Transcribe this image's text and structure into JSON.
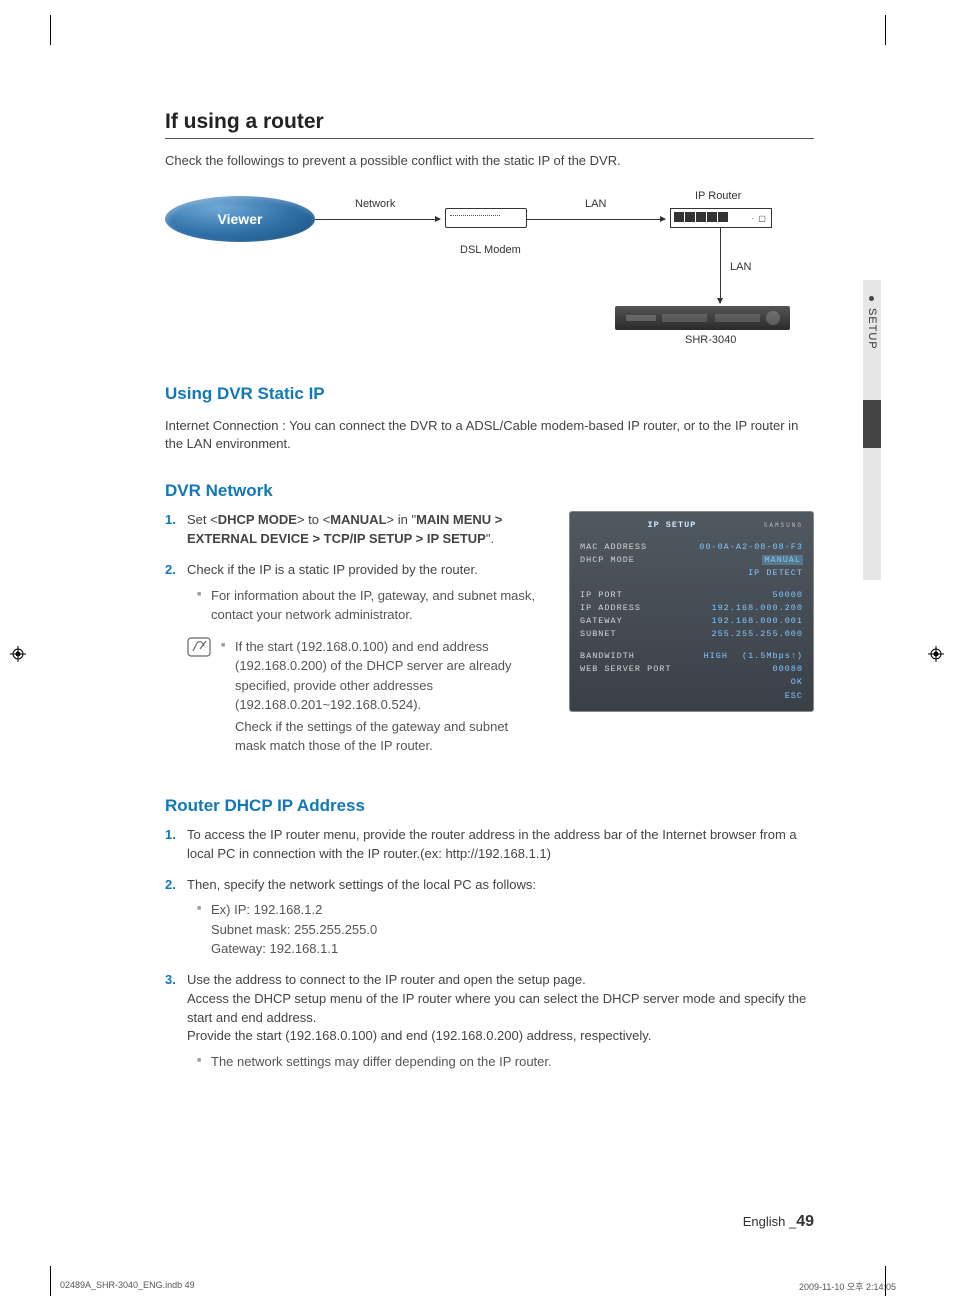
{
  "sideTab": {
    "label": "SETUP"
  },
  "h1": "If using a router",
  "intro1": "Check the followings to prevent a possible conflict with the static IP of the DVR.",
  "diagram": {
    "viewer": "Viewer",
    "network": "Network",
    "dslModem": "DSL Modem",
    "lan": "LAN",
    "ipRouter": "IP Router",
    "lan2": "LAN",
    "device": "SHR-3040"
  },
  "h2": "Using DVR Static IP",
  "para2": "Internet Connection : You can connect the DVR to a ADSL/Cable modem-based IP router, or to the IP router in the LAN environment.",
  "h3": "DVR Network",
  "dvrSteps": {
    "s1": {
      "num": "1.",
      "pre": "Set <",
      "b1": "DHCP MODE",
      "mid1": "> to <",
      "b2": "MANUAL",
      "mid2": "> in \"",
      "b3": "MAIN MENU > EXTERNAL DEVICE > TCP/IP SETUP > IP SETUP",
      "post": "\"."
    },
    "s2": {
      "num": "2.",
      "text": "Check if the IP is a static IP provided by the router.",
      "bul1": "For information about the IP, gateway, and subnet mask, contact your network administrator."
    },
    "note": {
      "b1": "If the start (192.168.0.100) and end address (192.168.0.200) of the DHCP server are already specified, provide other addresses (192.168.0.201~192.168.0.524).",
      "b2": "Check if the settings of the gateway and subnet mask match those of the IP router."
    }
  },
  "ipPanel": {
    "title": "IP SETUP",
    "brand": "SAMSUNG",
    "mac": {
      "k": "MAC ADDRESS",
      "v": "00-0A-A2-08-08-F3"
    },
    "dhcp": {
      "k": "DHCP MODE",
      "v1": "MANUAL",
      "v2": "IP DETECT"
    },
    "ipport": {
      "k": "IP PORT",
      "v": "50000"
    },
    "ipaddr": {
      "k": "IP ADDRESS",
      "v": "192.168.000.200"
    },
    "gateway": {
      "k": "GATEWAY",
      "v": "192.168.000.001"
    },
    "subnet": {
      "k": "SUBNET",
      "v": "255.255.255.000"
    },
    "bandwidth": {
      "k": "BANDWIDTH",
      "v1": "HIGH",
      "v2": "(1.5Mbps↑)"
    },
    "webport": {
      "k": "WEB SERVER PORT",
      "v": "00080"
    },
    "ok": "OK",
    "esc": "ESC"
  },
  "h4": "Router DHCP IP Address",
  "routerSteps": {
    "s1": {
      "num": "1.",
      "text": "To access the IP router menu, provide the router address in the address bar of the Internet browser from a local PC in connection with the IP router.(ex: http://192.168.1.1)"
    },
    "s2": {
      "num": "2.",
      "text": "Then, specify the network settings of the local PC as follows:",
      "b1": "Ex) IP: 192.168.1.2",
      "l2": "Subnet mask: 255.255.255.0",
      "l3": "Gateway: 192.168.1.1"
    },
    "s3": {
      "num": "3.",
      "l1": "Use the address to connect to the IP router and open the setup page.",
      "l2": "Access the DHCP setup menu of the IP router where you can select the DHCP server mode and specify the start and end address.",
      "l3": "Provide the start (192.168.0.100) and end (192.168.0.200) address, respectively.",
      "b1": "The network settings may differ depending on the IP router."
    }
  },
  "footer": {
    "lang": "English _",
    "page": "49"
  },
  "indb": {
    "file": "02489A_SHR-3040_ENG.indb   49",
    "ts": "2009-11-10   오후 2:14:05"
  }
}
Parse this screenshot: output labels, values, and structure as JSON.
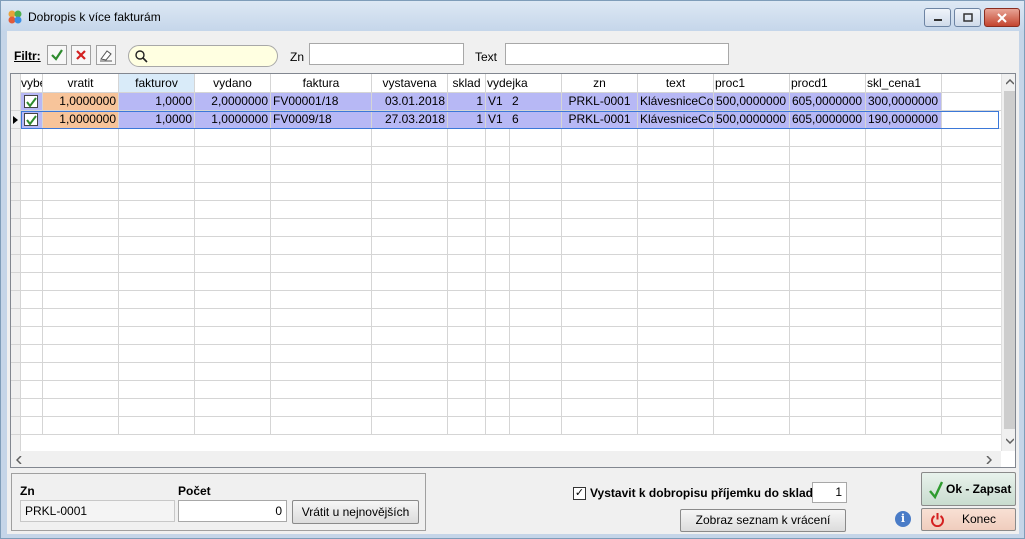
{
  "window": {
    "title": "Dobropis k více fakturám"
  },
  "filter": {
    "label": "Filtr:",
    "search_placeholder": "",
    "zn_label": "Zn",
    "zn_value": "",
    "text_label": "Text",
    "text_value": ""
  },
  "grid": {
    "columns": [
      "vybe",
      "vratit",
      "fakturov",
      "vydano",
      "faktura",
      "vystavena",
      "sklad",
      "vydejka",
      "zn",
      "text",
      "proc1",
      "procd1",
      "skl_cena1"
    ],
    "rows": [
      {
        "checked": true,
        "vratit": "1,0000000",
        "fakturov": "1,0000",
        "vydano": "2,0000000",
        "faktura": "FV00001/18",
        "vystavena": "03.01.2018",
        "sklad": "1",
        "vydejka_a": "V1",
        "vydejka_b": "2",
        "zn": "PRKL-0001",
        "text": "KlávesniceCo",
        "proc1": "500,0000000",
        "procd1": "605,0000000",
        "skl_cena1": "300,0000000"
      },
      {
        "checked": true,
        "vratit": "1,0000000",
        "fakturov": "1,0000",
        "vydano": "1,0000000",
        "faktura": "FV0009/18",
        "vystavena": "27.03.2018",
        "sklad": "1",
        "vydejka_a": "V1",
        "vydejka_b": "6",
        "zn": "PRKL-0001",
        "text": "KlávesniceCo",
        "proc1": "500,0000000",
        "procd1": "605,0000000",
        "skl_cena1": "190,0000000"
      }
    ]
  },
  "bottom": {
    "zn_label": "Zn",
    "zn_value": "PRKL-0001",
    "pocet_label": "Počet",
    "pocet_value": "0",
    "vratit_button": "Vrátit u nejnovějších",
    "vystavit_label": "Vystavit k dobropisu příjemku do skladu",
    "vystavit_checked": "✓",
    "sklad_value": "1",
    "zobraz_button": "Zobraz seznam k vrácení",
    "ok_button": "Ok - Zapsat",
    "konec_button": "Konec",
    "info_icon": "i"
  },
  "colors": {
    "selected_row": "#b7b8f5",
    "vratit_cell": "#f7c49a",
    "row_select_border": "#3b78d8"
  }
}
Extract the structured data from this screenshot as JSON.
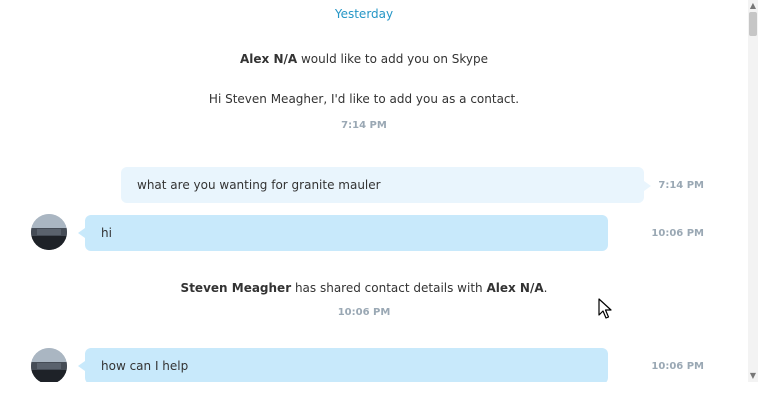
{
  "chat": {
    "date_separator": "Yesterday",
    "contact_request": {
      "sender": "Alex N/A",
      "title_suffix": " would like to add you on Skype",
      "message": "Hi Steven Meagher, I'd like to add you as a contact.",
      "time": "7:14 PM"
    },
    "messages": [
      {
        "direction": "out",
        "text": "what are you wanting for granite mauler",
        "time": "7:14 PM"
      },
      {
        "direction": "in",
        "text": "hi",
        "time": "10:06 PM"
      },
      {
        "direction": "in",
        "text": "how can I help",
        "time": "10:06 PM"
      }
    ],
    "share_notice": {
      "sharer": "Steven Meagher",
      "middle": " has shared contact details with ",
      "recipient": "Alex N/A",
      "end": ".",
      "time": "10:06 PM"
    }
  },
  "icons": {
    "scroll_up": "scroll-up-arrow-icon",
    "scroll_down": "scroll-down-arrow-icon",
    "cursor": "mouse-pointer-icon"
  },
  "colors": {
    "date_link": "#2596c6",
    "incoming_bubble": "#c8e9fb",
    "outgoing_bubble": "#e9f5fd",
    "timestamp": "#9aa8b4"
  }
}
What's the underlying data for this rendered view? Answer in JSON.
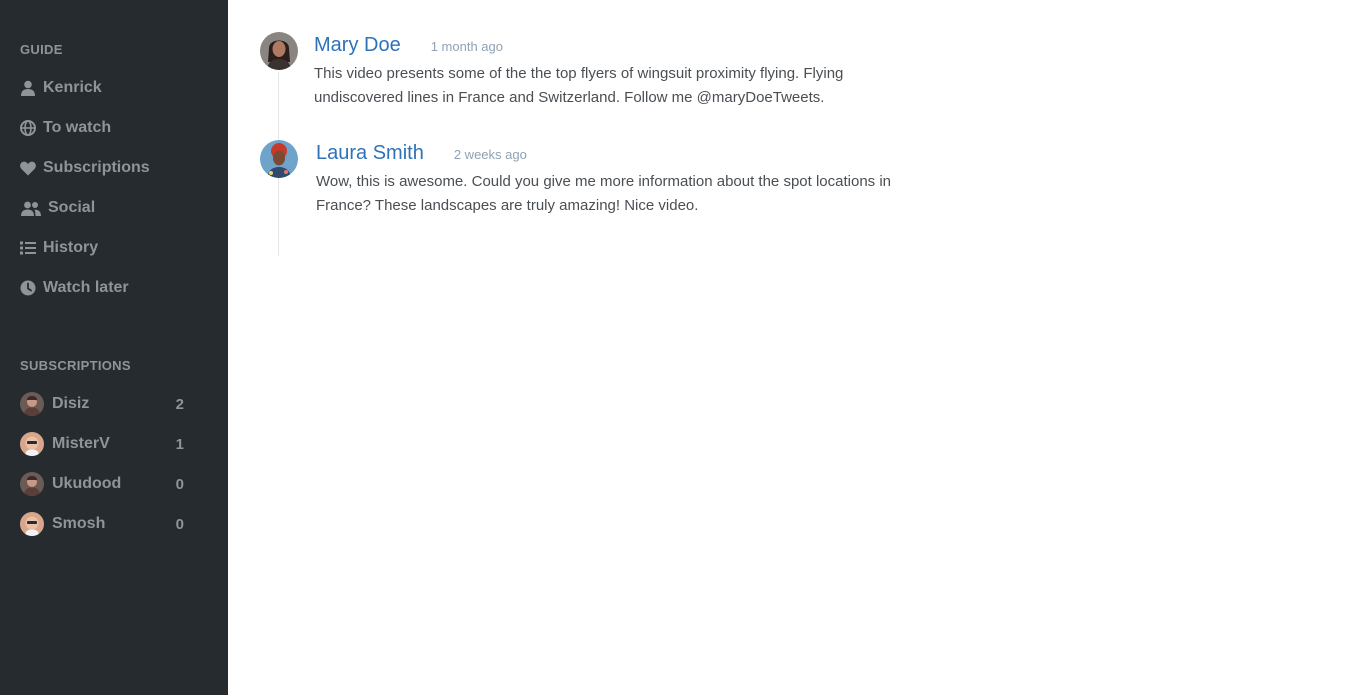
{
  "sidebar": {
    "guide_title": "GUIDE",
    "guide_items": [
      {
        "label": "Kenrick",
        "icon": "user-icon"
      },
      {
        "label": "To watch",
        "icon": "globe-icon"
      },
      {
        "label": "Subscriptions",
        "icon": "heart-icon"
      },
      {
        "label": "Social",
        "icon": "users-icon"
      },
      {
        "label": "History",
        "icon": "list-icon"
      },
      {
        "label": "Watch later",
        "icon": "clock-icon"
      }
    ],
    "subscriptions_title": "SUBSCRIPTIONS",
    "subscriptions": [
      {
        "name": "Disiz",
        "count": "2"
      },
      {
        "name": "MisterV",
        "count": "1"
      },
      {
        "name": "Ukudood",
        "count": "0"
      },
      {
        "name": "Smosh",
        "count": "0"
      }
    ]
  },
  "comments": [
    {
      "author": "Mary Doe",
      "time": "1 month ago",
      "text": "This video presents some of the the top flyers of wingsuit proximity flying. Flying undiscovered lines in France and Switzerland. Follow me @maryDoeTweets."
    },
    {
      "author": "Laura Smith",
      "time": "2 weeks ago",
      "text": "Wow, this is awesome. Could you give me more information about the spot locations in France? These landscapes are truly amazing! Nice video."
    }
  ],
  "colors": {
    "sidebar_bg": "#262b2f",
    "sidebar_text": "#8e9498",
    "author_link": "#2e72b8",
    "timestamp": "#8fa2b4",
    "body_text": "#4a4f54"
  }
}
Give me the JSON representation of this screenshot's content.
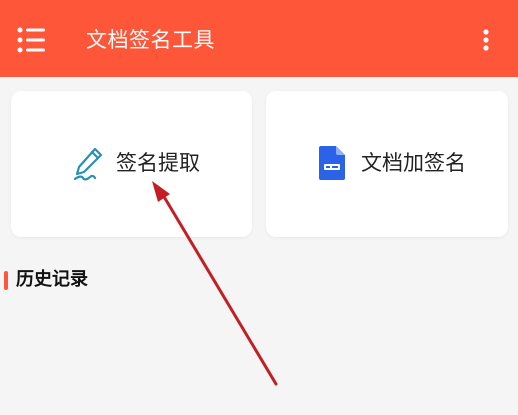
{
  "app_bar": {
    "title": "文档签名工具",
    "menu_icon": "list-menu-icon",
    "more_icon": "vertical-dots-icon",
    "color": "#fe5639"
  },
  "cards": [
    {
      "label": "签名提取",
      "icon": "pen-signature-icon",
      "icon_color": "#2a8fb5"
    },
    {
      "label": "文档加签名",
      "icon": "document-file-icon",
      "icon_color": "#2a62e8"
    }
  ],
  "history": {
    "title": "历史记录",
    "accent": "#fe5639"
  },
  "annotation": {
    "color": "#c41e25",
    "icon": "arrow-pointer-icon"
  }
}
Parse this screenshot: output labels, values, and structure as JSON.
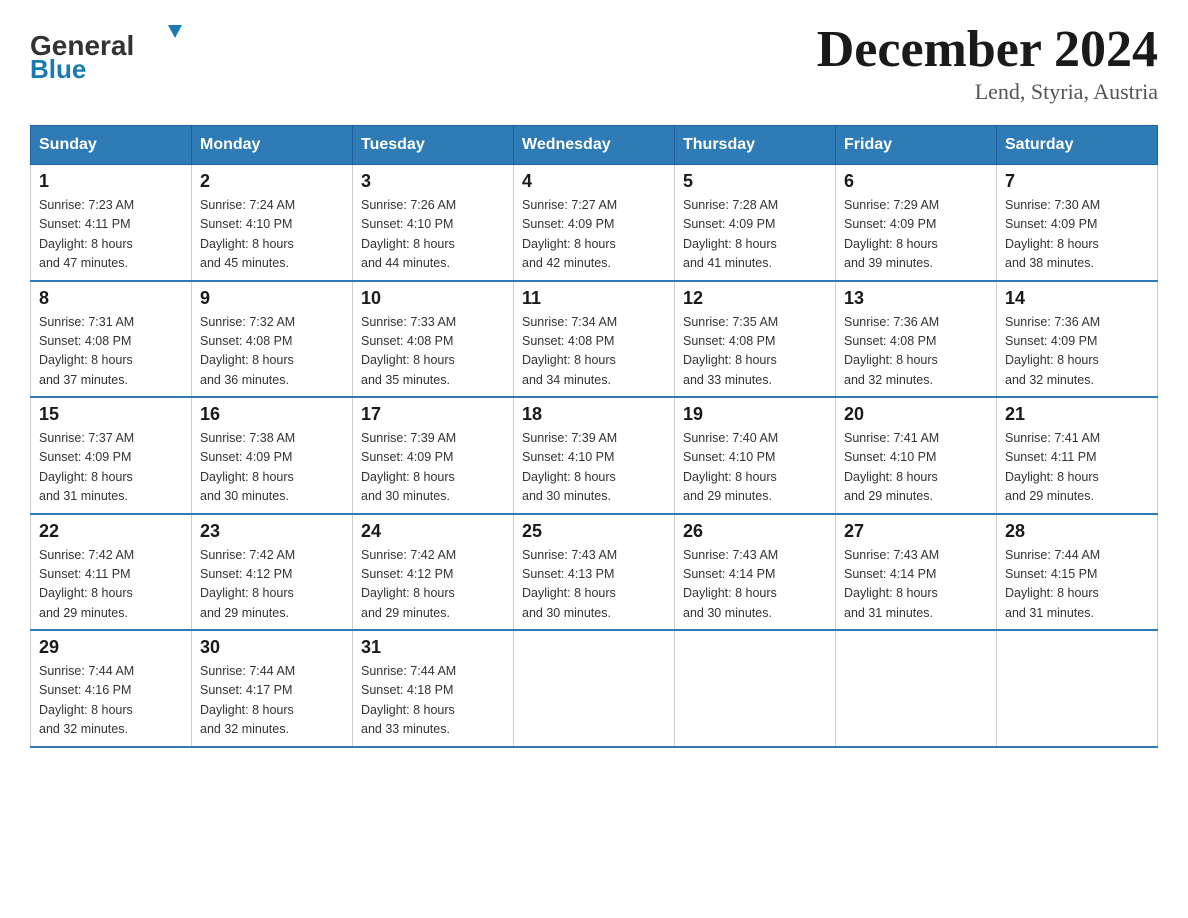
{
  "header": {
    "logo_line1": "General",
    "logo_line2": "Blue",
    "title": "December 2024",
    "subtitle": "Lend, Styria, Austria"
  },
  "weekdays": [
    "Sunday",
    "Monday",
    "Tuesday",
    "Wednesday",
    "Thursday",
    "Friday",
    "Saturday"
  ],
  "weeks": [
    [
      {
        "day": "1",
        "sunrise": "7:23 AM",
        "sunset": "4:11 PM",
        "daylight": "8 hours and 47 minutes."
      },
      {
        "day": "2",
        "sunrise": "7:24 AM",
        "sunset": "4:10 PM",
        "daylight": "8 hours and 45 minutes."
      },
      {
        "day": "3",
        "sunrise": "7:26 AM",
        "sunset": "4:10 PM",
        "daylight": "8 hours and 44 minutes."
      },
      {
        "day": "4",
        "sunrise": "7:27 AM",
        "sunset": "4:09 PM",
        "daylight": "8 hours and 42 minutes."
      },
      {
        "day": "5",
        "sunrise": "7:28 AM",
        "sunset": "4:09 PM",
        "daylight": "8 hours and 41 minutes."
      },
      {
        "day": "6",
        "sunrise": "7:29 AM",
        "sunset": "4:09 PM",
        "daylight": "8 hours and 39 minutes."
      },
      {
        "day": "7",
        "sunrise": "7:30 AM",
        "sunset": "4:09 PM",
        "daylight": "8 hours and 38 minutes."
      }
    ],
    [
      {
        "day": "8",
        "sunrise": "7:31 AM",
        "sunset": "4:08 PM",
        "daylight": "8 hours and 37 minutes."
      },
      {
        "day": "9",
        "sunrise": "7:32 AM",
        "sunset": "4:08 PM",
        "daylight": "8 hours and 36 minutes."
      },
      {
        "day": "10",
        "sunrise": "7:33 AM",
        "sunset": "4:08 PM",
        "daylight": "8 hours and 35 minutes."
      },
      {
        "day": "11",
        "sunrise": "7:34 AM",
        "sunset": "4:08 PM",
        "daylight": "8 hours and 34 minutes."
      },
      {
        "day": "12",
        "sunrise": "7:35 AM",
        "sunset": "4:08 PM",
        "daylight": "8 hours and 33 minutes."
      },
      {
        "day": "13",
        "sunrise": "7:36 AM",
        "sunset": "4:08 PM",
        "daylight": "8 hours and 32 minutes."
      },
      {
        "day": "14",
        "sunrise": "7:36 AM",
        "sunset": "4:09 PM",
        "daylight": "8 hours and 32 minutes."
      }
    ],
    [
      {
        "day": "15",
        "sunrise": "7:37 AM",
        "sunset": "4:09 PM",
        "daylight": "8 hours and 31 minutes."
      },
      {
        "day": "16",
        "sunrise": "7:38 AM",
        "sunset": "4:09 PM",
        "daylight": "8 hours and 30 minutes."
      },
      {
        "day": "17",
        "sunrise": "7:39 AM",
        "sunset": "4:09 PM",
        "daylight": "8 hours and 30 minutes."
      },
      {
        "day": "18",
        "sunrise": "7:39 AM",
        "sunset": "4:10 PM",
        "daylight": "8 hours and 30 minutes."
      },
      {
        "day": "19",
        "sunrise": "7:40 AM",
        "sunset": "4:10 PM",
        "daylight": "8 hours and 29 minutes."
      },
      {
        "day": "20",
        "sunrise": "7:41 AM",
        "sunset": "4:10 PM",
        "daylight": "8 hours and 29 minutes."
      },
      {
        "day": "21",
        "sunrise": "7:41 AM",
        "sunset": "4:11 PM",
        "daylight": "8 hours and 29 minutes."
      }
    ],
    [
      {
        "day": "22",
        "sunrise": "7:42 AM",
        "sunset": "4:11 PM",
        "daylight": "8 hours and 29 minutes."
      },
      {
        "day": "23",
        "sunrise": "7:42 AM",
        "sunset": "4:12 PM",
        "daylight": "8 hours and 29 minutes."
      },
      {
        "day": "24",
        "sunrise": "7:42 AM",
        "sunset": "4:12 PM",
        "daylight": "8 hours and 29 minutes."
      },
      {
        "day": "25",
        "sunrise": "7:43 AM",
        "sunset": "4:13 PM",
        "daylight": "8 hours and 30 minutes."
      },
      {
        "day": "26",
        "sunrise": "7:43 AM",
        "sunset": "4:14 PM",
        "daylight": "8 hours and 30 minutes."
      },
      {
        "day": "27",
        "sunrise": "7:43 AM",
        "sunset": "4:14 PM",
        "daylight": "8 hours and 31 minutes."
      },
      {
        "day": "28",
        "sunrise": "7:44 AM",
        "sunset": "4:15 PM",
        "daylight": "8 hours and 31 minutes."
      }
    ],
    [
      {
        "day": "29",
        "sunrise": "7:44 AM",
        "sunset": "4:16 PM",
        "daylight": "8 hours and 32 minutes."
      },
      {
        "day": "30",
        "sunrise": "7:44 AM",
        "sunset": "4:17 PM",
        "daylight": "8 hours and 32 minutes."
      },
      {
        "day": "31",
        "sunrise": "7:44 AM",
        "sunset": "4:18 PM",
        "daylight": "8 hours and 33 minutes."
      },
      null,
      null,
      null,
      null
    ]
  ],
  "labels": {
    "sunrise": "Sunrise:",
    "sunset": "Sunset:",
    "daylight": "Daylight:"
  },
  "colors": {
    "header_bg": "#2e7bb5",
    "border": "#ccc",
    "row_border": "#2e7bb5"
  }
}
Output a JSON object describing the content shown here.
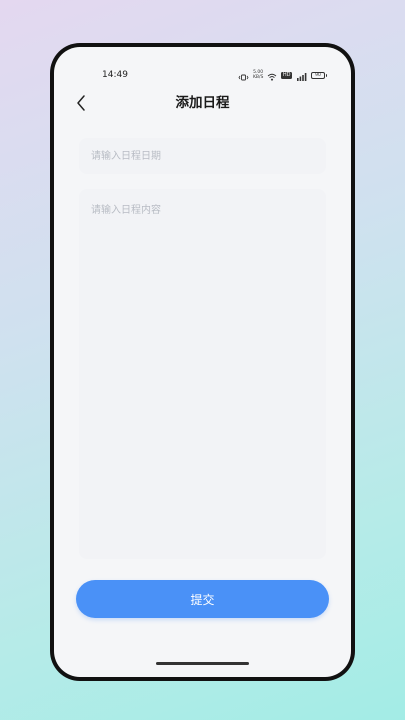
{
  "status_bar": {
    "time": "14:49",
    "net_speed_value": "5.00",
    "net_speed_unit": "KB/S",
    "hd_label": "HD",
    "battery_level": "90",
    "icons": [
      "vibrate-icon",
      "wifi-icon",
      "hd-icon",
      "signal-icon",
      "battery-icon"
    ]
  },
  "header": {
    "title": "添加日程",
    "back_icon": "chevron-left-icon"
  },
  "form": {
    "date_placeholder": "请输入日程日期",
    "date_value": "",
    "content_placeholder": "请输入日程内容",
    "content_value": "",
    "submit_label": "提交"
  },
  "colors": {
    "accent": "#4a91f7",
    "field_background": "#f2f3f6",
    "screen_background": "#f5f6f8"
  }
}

> _What is being asked_
Read the entries and pick out all lines that include the word "scroll".

> _Completed task_
    "scroll_up": "scroll-up-arrow-icon",
    "scroll_down": "scroll-down-arrow-icon",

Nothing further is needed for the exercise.